#### [Task]
Return each line of the listing below, unchanged, and omit the images.

#### [Material provided]
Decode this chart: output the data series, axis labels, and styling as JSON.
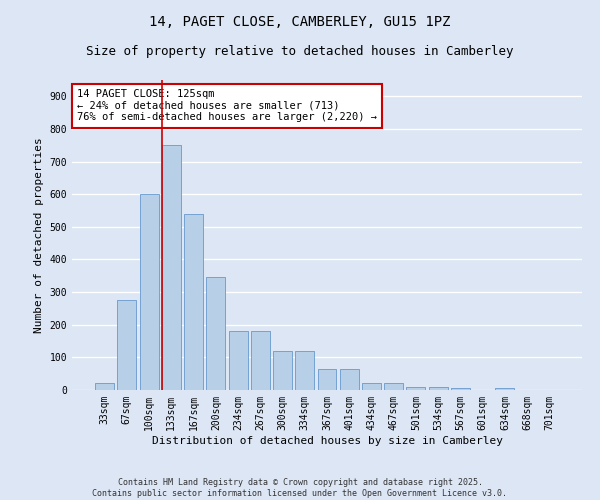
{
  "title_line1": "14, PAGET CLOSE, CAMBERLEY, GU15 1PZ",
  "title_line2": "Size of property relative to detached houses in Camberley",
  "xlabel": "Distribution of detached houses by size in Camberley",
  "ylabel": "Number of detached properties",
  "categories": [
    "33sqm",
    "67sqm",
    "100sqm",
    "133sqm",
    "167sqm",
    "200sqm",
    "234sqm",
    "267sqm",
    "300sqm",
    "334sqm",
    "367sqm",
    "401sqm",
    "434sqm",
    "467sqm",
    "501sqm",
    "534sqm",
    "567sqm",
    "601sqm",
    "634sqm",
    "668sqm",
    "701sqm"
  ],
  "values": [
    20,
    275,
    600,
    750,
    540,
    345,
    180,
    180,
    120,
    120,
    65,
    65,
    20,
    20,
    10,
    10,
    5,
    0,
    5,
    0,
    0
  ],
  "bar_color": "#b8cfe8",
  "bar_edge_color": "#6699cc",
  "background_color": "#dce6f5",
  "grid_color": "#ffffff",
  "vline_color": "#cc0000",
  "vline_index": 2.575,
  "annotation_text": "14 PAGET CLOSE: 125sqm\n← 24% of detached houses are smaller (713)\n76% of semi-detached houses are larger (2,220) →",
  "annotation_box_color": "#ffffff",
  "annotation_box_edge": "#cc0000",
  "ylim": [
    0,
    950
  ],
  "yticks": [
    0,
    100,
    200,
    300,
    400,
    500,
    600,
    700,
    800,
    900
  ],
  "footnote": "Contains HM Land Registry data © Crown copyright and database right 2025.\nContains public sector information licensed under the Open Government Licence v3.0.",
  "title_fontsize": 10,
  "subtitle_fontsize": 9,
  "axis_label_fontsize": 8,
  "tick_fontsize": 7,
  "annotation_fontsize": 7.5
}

#### [Answer below]
Decode this chart: output the data series, axis labels, and styling as JSON.
{
  "title_line1": "14, PAGET CLOSE, CAMBERLEY, GU15 1PZ",
  "title_line2": "Size of property relative to detached houses in Camberley",
  "xlabel": "Distribution of detached houses by size in Camberley",
  "ylabel": "Number of detached properties",
  "categories": [
    "33sqm",
    "67sqm",
    "100sqm",
    "133sqm",
    "167sqm",
    "200sqm",
    "234sqm",
    "267sqm",
    "300sqm",
    "334sqm",
    "367sqm",
    "401sqm",
    "434sqm",
    "467sqm",
    "501sqm",
    "534sqm",
    "567sqm",
    "601sqm",
    "634sqm",
    "668sqm",
    "701sqm"
  ],
  "values": [
    20,
    275,
    600,
    750,
    540,
    345,
    180,
    180,
    120,
    120,
    65,
    65,
    20,
    20,
    10,
    10,
    5,
    0,
    5,
    0,
    0
  ],
  "bar_color": "#b8cfe8",
  "bar_edge_color": "#6699cc",
  "background_color": "#dce6f5",
  "grid_color": "#ffffff",
  "vline_color": "#cc0000",
  "vline_index": 2.575,
  "annotation_text": "14 PAGET CLOSE: 125sqm\n← 24% of detached houses are smaller (713)\n76% of semi-detached houses are larger (2,220) →",
  "annotation_box_color": "#ffffff",
  "annotation_box_edge": "#cc0000",
  "ylim": [
    0,
    950
  ],
  "yticks": [
    0,
    100,
    200,
    300,
    400,
    500,
    600,
    700,
    800,
    900
  ],
  "footnote": "Contains HM Land Registry data © Crown copyright and database right 2025.\nContains public sector information licensed under the Open Government Licence v3.0.",
  "title_fontsize": 10,
  "subtitle_fontsize": 9,
  "axis_label_fontsize": 8,
  "tick_fontsize": 7,
  "annotation_fontsize": 7.5
}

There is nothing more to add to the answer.